## Your task
Locate every line in the listing below that contains the word "Website", and copy each of those lines.

## Material
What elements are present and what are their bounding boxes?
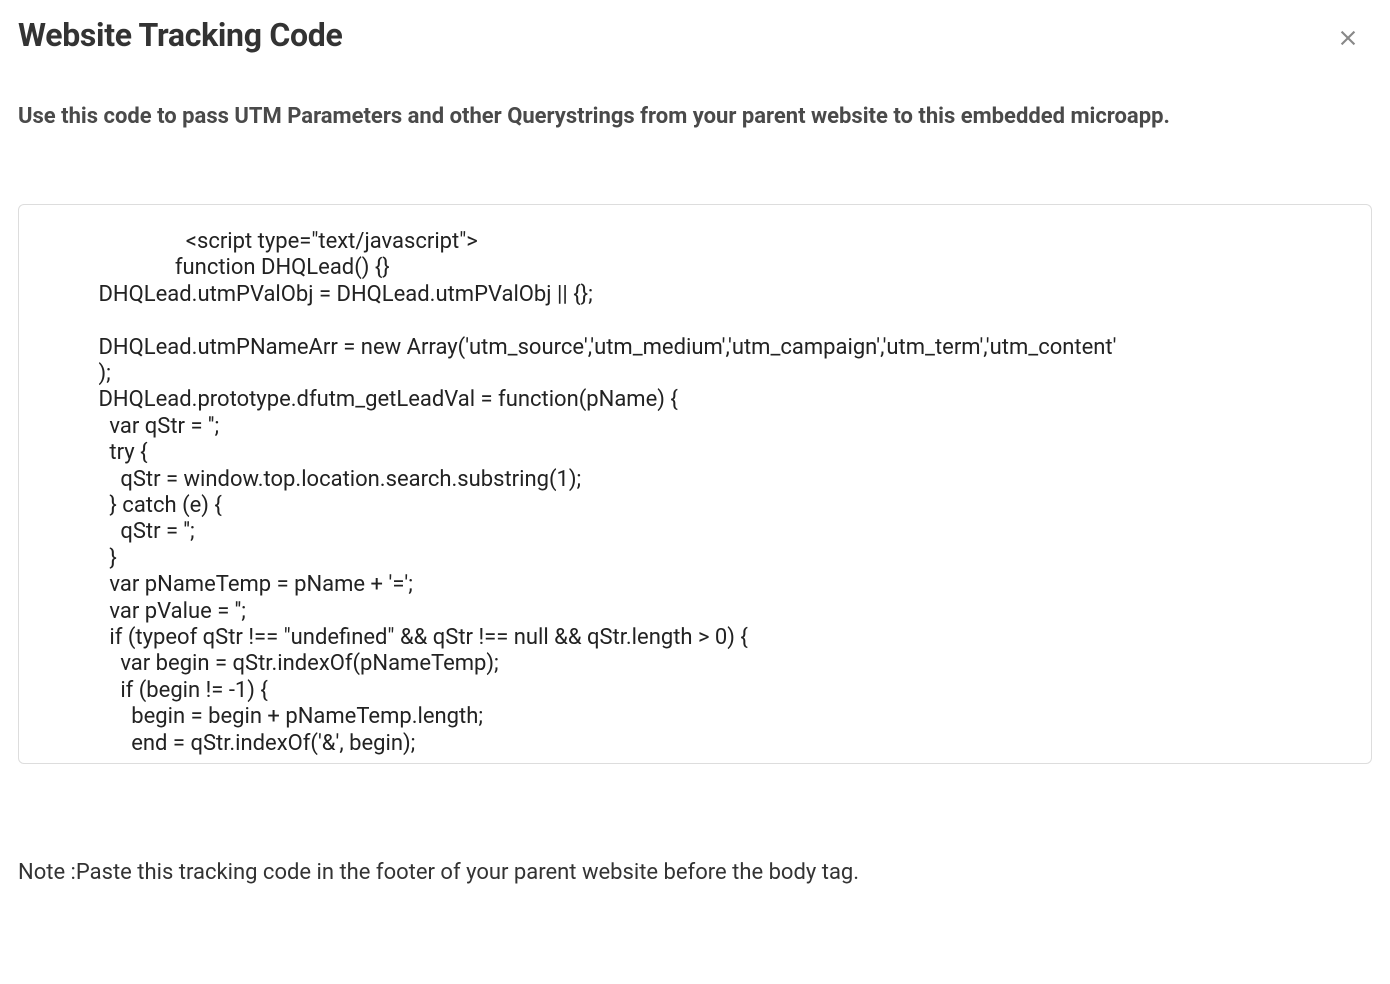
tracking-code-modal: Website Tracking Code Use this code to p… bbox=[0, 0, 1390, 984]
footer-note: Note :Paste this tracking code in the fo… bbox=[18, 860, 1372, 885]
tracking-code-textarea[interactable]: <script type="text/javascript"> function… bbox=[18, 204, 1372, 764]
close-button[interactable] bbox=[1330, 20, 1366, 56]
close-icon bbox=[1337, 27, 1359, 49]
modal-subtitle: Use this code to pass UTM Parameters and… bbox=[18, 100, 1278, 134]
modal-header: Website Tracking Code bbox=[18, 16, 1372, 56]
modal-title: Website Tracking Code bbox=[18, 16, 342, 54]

## Answer for this exercise
tracking-code-modal: Website Tracking Code Use this code to p… bbox=[0, 0, 1390, 984]
modal-header: Website Tracking Code bbox=[18, 16, 1372, 56]
modal-title: Website Tracking Code bbox=[18, 16, 342, 54]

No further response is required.